:: Document excerpt

At Sotheby’s and Beyond, ‘Occupy’ Movement Boosts Unions

One of the most visceral examples of the disconnect between the 99 percent and the 1 percent has been the Sotheby's lock-out in New York. Teamsters and occupiers are rallying together, demonstrating a powerful one-two punch. Photo: Craig Ruttle/Alamy.

What started as mostly young people hunkering down in New York’s financial district has mushroomed into an inspiring protest movement against runaway corporate power and staggering income inequality.

One of the most visceral examples of the disconnect between the 99 percent and the 1 percent has been highlighted by a series of actions bringing together locked-out Teamsters and Occupy Wall Street activists in New York.

The two groups returned to the high-end art auction house Sotheby’s Wednesday night, bringing crowds that packed the sidewalk and spilled into the street.

About 400 blew whistles and shouted “shame” as patrons in suits filed through a police cordon to enter Sotheby’s much ballyhooed contemporary art sale.

Management has locked 43 blue-collar art handlers out of their jobs since August 1, as punishment for refusing to accept cuts to their hours, benefits, and job security. They’re members of Teamsters Local 814.

Occupy Wall Street protesters have conducted serial disruptions during Sotheby’s auctions, standing up one by one and denouncing union-busting by the company, which is making soaring profits but insists it should be able to replace full-time workers with lower-paid temps. Sotheby’s responded by requiring a $5,000 deposit to enter its auctions.

::::

* Parts of the exercise:
[1] Please set down, word for word, the stretch of the article on the Sotheby's lockout that opens with the words containing "About 400 blew" and closes with "Teamsters Local 814.".
[2] Take the article on the Sotheby's lockout further, picking up right after its final sentence.

:: Provided records

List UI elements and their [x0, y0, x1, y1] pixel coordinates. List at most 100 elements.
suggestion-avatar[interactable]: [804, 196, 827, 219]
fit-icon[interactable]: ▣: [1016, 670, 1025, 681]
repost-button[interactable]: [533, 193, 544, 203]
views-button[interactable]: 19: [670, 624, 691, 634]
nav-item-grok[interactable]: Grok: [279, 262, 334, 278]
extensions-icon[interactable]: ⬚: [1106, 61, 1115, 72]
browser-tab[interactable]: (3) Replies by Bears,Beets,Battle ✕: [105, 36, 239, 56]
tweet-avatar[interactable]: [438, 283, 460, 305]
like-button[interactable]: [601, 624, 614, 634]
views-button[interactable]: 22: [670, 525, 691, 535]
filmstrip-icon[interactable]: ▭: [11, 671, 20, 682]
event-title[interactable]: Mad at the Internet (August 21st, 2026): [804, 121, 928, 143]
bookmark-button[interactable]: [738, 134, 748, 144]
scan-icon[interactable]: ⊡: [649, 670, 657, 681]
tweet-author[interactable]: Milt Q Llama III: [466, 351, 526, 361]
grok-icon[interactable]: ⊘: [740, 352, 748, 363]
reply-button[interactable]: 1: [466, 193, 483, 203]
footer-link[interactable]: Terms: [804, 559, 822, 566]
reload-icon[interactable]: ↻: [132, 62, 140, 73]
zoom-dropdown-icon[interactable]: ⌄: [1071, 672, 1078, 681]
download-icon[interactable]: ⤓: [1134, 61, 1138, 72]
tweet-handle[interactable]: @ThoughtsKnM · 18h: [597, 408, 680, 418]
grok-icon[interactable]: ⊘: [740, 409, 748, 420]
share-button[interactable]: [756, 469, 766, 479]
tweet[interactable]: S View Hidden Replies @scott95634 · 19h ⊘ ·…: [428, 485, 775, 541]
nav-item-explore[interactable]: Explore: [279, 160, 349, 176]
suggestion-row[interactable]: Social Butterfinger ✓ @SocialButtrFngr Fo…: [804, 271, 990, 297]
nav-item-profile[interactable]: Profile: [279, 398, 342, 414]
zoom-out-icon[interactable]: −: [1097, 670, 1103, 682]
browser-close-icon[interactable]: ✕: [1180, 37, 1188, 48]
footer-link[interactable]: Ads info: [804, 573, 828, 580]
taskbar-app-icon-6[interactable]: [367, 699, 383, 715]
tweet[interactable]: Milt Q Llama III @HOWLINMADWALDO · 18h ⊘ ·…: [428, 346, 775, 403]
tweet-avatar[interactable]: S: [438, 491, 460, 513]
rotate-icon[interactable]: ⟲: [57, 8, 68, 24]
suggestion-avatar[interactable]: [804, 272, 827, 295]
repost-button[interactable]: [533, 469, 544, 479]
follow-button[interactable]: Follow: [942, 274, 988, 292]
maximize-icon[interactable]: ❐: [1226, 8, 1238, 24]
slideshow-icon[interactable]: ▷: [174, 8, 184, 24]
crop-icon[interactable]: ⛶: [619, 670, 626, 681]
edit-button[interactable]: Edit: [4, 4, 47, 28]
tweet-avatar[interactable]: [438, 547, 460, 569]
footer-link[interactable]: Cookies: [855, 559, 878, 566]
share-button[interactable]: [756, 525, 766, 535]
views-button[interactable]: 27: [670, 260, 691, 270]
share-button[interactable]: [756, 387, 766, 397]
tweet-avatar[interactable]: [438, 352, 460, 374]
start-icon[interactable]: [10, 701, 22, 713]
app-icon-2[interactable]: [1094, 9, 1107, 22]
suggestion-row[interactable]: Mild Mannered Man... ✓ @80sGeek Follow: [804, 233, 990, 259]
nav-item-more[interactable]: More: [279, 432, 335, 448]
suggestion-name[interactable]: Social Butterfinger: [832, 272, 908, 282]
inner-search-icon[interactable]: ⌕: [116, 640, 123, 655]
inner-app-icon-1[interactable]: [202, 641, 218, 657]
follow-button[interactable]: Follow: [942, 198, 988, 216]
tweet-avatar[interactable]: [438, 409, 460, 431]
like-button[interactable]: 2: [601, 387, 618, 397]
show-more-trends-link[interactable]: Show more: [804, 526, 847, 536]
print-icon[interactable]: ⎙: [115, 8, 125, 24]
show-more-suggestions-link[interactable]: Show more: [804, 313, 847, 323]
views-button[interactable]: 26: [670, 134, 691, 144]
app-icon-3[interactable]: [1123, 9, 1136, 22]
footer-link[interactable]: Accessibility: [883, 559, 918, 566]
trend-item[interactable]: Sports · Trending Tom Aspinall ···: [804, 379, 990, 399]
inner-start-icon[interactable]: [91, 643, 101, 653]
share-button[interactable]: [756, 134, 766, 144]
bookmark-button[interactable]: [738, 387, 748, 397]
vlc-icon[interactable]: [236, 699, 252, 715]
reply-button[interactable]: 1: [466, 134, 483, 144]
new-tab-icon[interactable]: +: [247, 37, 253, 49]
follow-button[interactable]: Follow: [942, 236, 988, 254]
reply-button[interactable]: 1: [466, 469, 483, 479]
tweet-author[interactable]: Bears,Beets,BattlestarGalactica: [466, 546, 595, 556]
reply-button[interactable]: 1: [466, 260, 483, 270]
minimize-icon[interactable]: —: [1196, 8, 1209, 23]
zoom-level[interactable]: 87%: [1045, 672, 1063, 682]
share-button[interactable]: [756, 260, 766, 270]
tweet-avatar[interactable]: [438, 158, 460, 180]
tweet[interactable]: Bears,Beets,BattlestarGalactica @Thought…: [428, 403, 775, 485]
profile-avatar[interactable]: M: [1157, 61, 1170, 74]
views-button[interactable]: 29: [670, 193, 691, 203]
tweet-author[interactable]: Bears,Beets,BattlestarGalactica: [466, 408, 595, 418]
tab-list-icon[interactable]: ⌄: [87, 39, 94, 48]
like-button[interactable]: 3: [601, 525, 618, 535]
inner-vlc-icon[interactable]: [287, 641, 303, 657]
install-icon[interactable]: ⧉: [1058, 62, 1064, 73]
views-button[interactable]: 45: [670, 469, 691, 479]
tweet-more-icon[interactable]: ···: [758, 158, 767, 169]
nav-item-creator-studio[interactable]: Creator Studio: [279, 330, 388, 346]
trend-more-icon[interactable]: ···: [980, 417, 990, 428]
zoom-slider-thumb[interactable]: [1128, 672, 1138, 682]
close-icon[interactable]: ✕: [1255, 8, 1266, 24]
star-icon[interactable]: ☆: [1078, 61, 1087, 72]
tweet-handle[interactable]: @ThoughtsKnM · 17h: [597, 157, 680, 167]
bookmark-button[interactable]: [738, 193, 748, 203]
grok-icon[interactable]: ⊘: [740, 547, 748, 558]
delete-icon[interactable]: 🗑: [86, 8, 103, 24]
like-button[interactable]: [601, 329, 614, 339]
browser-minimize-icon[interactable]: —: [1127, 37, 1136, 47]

::::

* Responses to the exercise:
[1]
About 400 blew whistles and shouted “shame” as patrons in suits filed through a police cordon to enter Sotheby’s much ballyhooed contemporary art sale.

Management has locked 43 blue-collar art handlers out of their jobs since August 1, as punishment for refusing to accept cuts to their hours, benefits, and job security. They’re members of Teamsters Local 814.

[2]
The Occupy Movement couldn’t ask for a better poster child for wealth and power run amok. “Sotheby’s: Where the .01 percent go to shop,” said one sign Wednesday. “Art for the masses, not the upper classes,” they chanted. “All day, all week, occupy Sotheby’s.”

Seven protesters were arrested Wednesday as they attempted to block the main entrance. One neatly dressed demonstrator was carried down the sidewalk and around the corner suspended only by his arms, a bike lock around his neck. “Let him go!” yelled the crowd as police loaded him into a squad car. The protesters had locked themselves to each other to make them difficult to remove.

Last week four were arrested for sitting-in at the auction house, and pickets have targeted Sotheby’s board members constantly in recent weeks. At a fancy dinner last week for the New York Women’s Foundation, where Sotheby’s board member Diana Taylor chairs the board, the wives of five art handlers called on Taylor to end the lockout.

“The art market is flush with money and booming,” noted an arts writer reviewing the auction season for the New York Times. The author expressed vague surprise that this was true despite continuing economic misery for American workers.

Inside, one painting sold for $61.7 million, more than double its estimated value, which the Times reported as the “high point,” of the auction, noting “the salesroom burst into applause.”

The article didn’t mention the noisy picket line outside. Instead, it quoted a former Sotheby’s expert: “People still really enjoy the auction process,” she said. “It’s enthralling, they get a thrill and they get to take something home besides.”


Labor has embraced Occupy Wall Street because the movement is succeeding where unions have stumbled—turning the national attention back onto those responsible for the biggest economic collapse since the Great Depression, and onto who should pay to clean up the mess.

In two-and-a-half years on the defensive about the auto bailout, health care reform, and so-called greedy public sector workers, unions have spent untold time and treasure trying to turn the tide of public opinion. From the One Nation rally last fall to the AFL-CIO’s April actions in solidarity with Wisconsin, labor has struggled to silence the drumbeat of austerity and anti-unionism.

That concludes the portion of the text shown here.